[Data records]

+++

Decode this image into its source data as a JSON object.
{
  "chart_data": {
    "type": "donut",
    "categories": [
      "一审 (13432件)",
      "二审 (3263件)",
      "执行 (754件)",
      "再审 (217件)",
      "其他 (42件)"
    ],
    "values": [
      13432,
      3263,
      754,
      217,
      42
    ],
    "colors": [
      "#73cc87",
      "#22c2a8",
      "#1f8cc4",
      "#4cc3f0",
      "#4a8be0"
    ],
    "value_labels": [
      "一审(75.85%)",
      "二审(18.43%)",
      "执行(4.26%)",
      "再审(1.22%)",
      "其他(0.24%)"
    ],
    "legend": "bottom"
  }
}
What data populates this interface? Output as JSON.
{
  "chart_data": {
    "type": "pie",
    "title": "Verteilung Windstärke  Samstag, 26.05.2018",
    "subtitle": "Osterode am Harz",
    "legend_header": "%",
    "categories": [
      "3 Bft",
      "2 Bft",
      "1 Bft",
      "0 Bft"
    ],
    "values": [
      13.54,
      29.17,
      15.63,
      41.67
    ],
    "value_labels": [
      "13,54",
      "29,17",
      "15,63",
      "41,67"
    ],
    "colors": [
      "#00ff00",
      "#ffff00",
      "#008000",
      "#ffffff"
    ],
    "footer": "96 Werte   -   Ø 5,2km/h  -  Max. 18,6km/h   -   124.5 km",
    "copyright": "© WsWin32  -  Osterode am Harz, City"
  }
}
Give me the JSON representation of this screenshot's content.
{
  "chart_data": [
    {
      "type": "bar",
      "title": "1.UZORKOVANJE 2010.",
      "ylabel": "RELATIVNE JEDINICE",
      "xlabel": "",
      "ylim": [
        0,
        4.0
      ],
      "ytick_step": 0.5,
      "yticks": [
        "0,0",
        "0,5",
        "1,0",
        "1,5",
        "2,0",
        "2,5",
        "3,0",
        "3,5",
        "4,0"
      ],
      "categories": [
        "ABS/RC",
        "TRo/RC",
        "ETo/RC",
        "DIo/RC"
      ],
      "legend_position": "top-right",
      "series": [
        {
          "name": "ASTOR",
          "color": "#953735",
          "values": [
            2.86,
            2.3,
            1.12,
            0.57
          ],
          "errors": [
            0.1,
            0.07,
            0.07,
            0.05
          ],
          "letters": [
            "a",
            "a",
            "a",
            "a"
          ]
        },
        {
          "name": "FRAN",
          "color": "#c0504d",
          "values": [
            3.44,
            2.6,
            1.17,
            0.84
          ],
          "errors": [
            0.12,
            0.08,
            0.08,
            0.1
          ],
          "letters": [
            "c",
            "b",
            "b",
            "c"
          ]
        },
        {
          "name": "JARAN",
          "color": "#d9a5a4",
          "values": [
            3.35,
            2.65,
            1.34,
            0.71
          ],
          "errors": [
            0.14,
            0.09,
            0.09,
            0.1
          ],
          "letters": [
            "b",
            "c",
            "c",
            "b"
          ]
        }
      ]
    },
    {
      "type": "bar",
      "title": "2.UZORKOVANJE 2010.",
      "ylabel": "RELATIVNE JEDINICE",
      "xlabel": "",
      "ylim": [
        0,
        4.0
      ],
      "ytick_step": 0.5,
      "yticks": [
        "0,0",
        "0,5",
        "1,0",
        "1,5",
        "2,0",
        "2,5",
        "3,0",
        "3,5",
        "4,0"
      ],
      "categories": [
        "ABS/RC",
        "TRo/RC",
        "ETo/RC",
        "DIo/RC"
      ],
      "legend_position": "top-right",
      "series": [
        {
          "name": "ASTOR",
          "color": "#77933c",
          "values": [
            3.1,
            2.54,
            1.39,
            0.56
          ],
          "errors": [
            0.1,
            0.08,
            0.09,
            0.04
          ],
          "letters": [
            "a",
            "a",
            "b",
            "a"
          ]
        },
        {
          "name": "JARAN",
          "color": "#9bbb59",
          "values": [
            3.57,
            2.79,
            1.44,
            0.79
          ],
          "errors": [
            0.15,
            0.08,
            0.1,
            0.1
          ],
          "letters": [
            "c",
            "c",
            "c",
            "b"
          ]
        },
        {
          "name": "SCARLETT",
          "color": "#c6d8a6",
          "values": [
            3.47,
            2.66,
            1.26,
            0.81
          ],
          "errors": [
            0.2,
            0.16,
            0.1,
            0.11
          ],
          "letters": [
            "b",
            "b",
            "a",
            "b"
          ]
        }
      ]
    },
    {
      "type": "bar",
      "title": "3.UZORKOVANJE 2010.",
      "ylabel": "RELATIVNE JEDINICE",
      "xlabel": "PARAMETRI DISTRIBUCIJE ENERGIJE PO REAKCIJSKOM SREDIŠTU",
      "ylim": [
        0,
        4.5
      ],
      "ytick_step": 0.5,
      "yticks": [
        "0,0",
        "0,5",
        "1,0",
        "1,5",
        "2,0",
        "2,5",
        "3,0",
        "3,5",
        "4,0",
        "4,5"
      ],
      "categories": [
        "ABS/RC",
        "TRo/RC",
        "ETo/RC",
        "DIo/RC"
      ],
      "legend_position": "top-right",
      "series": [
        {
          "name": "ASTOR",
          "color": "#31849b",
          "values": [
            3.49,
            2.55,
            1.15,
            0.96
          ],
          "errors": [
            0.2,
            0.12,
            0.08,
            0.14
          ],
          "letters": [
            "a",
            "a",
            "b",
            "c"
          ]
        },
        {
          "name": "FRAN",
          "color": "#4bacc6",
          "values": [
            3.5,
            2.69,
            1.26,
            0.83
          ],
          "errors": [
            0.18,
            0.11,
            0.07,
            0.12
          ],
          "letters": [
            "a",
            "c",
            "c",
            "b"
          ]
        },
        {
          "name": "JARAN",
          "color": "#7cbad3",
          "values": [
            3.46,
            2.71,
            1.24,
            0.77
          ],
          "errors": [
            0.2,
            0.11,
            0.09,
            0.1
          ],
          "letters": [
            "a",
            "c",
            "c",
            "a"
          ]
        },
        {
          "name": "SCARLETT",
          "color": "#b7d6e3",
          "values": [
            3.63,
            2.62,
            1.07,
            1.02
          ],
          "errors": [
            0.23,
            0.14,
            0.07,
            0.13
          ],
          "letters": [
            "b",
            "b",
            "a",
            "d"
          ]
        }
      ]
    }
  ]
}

+++

What is expected:
Return the full listing, character for character.

Full solution:
Decode this image into its source data as a JSON object.
{
  "chart_data": {
    "type": "donut",
    "categories": [
      "一审 (13432件)",
      "二审 (3263件)",
      "执行 (754件)",
      "再审 (217件)",
      "其他 (42件)"
    ],
    "values": [
      13432,
      3263,
      754,
      217,
      42
    ],
    "colors": [
      "#73cc87",
      "#22c2a8",
      "#1f8cc4",
      "#4cc3f0",
      "#4a8be0"
    ],
    "value_labels": [
      "一审(75.85%)",
      "二审(18.43%)",
      "执行(4.26%)",
      "再审(1.22%)",
      "其他(0.24%)"
    ],
    "legend": "bottom"
  }
}
What data populates this interface? Output as JSON.
{
  "chart_data": {
    "type": "pie",
    "title": "Verteilung Windstärke  Samstag, 26.05.2018",
    "subtitle": "Osterode am Harz",
    "legend_header": "%",
    "categories": [
      "3 Bft",
      "2 Bft",
      "1 Bft",
      "0 Bft"
    ],
    "values": [
      13.54,
      29.17,
      15.63,
      41.67
    ],
    "value_labels": [
      "13,54",
      "29,17",
      "15,63",
      "41,67"
    ],
    "colors": [
      "#00ff00",
      "#ffff00",
      "#008000",
      "#ffffff"
    ],
    "footer": "96 Werte   -   Ø 5,2km/h  -  Max. 18,6km/h   -   124.5 km",
    "copyright": "© WsWin32  -  Osterode am Harz, City"
  }
}
Give me the JSON representation of this screenshot's content.
{
  "chart_data": [
    {
      "type": "bar",
      "title": "1.UZORKOVANJE 2010.",
      "ylabel": "RELATIVNE JEDINICE",
      "xlabel": "",
      "ylim": [
        0,
        4.0
      ],
      "ytick_step": 0.5,
      "yticks": [
        "0,0",
        "0,5",
        "1,0",
        "1,5",
        "2,0",
        "2,5",
        "3,0",
        "3,5",
        "4,0"
      ],
      "categories": [
        "ABS/RC",
        "TRo/RC",
        "ETo/RC",
        "DIo/RC"
      ],
      "legend_position": "top-right",
      "series": [
        {
          "name": "ASTOR",
          "color": "#953735",
          "values": [
            2.86,
            2.3,
            1.12,
            0.57
          ],
          "errors": [
            0.1,
            0.07,
            0.07,
            0.05
          ],
          "letters": [
            "a",
            "a",
            "a",
            "a"
          ]
        },
        {
          "name": "FRAN",
          "color": "#c0504d",
          "values": [
            3.44,
            2.6,
            1.17,
            0.84
          ],
          "errors": [
            0.12,
            0.08,
            0.08,
            0.1
          ],
          "letters": [
            "c",
            "b",
            "b",
            "c"
          ]
        },
        {
          "name": "JARAN",
          "color": "#d9a5a4",
          "values": [
            3.35,
            2.65,
            1.34,
            0.71
          ],
          "errors": [
            0.14,
            0.09,
            0.09,
            0.1
          ],
          "letters": [
            "b",
            "c",
            "c",
            "b"
          ]
        }
      ]
    },
    {
      "type": "bar",
      "title": "2.UZORKOVANJE 2010.",
      "ylabel": "RELATIVNE JEDINICE",
      "xlabel": "",
      "ylim": [
        0,
        4.0
      ],
      "ytick_step": 0.5,
      "yticks": [
        "0,0",
        "0,5",
        "1,0",
        "1,5",
        "2,0",
        "2,5",
        "3,0",
        "3,5",
        "4,0"
      ],
      "categories": [
        "ABS/RC",
        "TRo/RC",
        "ETo/RC",
        "DIo/RC"
      ],
      "legend_position": "top-right",
      "series": [
        {
          "name": "ASTOR",
          "color": "#77933c",
          "values": [
            3.1,
            2.54,
            1.39,
            0.56
          ],
          "errors": [
            0.1,
            0.08,
            0.09,
            0.04
          ],
          "letters": [
            "a",
            "a",
            "b",
            "a"
          ]
        },
        {
          "name": "JARAN",
          "color": "#9bbb59",
          "values": [
            3.57,
            2.79,
            1.44,
            0.79
          ],
          "errors": [
            0.15,
            0.08,
            0.1,
            0.1
          ],
          "letters": [
            "c",
            "c",
            "c",
            "b"
          ]
        },
        {
          "name": "SCARLETT",
          "color": "#c6d8a6",
          "values": [
            3.47,
            2.66,
            1.26,
            0.81
          ],
          "errors": [
            0.2,
            0.16,
            0.1,
            0.11
          ],
          "letters": [
            "b",
            "b",
            "a",
            "b"
          ]
        }
      ]
    },
    {
      "type": "bar",
      "title": "3.UZORKOVANJE 2010.",
      "ylabel": "RELATIVNE JEDINICE",
      "xlabel": "PARAMETRI DISTRIBUCIJE ENERGIJE PO REAKCIJSKOM SREDIŠTU",
      "ylim": [
        0,
        4.5
      ],
      "ytick_step": 0.5,
      "yticks": [
        "0,0",
        "0,5",
        "1,0",
        "1,5",
        "2,0",
        "2,5",
        "3,0",
        "3,5",
        "4,0",
        "4,5"
      ],
      "categories": [
        "ABS/RC",
        "TRo/RC",
        "ETo/RC",
        "DIo/RC"
      ],
      "legend_position": "top-right",
      "series": [
        {
          "name": "ASTOR",
          "color": "#31849b",
          "values": [
            3.49,
            2.55,
            1.15,
            0.96
          ],
          "errors": [
            0.2,
            0.12,
            0.08,
            0.14
          ],
          "letters": [
            "a",
            "a",
            "b",
            "c"
          ]
        },
        {
          "name": "FRAN",
          "color": "#4bacc6",
          "values": [
            3.5,
            2.69,
            1.26,
            0.83
          ],
          "errors": [
            0.18,
            0.11,
            0.07,
            0.12
          ],
          "letters": [
            "a",
            "c",
            "c",
            "b"
          ]
        },
        {
          "name": "JARAN",
          "color": "#7cbad3",
          "values": [
            3.46,
            2.71,
            1.24,
            0.77
          ],
          "errors": [
            0.2,
            0.11,
            0.09,
            0.1
          ],
          "letters": [
            "a",
            "c",
            "c",
            "a"
          ]
        },
        {
          "name": "SCARLETT",
          "color": "#b7d6e3",
          "values": [
            3.63,
            2.62,
            1.07,
            1.02
          ],
          "errors": [
            0.23,
            0.14,
            0.07,
            0.13
          ],
          "letters": [
            "b",
            "b",
            "a",
            "d"
          ]
        }
      ]
    }
  ]
}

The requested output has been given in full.